▶

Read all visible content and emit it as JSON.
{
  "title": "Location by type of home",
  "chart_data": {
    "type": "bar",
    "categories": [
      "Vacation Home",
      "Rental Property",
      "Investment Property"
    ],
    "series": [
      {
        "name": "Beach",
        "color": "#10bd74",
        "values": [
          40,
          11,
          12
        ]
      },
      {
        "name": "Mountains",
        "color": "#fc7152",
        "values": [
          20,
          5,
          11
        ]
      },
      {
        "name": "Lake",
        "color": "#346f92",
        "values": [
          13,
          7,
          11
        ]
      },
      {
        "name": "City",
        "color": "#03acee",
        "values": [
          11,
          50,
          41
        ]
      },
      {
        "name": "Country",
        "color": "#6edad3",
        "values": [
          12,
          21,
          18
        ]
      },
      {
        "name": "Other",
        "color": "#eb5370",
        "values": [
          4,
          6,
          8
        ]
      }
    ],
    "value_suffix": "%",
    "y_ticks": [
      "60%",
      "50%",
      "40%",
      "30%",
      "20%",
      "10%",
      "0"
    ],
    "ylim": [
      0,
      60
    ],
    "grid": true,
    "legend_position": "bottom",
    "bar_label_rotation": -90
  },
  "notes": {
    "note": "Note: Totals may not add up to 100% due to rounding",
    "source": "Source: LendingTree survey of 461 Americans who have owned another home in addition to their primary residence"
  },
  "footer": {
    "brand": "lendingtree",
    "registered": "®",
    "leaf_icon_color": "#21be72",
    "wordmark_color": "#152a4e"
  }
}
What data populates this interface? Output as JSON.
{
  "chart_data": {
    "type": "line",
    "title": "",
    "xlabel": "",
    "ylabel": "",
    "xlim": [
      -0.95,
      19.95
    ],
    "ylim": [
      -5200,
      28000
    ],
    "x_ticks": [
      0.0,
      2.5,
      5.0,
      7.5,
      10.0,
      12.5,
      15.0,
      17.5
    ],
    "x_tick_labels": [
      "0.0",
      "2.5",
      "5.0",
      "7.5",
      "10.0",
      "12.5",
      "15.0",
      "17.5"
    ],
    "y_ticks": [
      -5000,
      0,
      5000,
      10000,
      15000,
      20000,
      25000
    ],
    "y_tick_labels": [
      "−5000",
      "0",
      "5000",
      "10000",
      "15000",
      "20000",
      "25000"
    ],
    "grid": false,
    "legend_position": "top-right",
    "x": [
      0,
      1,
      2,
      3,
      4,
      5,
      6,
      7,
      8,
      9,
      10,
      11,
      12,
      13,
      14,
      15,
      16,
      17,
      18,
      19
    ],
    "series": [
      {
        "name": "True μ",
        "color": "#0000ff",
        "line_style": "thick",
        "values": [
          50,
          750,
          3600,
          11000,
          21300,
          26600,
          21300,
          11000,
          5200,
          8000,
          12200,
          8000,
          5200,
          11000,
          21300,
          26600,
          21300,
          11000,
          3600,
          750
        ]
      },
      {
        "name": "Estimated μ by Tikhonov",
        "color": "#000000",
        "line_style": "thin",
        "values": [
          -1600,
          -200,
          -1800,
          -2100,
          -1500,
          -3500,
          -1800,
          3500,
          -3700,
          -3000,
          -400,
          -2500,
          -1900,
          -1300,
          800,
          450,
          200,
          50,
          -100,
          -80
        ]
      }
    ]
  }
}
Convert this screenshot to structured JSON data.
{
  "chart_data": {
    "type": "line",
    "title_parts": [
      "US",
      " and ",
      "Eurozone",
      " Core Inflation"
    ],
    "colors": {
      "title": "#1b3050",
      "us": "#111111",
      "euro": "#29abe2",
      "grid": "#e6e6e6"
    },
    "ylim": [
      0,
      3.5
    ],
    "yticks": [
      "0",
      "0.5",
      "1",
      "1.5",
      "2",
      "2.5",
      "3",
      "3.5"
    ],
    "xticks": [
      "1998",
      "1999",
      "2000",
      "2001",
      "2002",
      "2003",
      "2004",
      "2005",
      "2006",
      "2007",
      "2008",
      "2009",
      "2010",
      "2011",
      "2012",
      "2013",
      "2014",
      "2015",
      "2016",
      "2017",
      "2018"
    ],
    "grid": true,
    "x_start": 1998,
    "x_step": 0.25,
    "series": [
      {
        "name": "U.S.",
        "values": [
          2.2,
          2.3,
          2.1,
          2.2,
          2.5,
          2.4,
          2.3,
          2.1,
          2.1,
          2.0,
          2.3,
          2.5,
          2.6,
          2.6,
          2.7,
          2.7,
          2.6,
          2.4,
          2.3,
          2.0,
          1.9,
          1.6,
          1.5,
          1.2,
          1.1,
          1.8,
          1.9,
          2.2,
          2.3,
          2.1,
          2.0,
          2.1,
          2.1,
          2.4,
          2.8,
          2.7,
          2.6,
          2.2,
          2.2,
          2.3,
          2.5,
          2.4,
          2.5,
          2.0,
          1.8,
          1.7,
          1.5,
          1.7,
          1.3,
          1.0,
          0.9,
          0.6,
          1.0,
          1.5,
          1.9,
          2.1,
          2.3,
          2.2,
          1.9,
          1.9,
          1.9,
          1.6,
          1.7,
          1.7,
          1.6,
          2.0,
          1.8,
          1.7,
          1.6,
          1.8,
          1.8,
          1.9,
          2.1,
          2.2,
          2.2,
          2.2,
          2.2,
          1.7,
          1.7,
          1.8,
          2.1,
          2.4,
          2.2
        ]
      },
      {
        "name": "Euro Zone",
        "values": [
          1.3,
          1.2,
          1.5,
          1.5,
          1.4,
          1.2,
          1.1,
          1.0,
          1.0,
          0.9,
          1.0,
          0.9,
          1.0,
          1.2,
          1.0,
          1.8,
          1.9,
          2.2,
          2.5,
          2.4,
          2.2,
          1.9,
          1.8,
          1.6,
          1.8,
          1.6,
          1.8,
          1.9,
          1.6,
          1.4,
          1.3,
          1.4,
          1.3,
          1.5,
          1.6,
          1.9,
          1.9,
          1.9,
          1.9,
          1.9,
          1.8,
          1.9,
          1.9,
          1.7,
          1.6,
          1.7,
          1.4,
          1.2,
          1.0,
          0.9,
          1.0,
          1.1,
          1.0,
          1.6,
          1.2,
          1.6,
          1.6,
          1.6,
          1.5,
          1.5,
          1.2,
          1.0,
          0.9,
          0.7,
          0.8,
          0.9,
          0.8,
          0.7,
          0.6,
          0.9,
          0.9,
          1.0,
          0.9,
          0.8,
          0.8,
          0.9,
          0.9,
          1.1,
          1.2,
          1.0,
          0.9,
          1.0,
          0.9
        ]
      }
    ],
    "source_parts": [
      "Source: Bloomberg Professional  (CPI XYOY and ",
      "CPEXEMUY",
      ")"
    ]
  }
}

◀

Scan the material above. Extract every line in which the word "JSON" occurs.

Read all visible content and emit it as JSON.
What data populates this interface? Output as JSON.
Convert this screenshot to structured JSON data.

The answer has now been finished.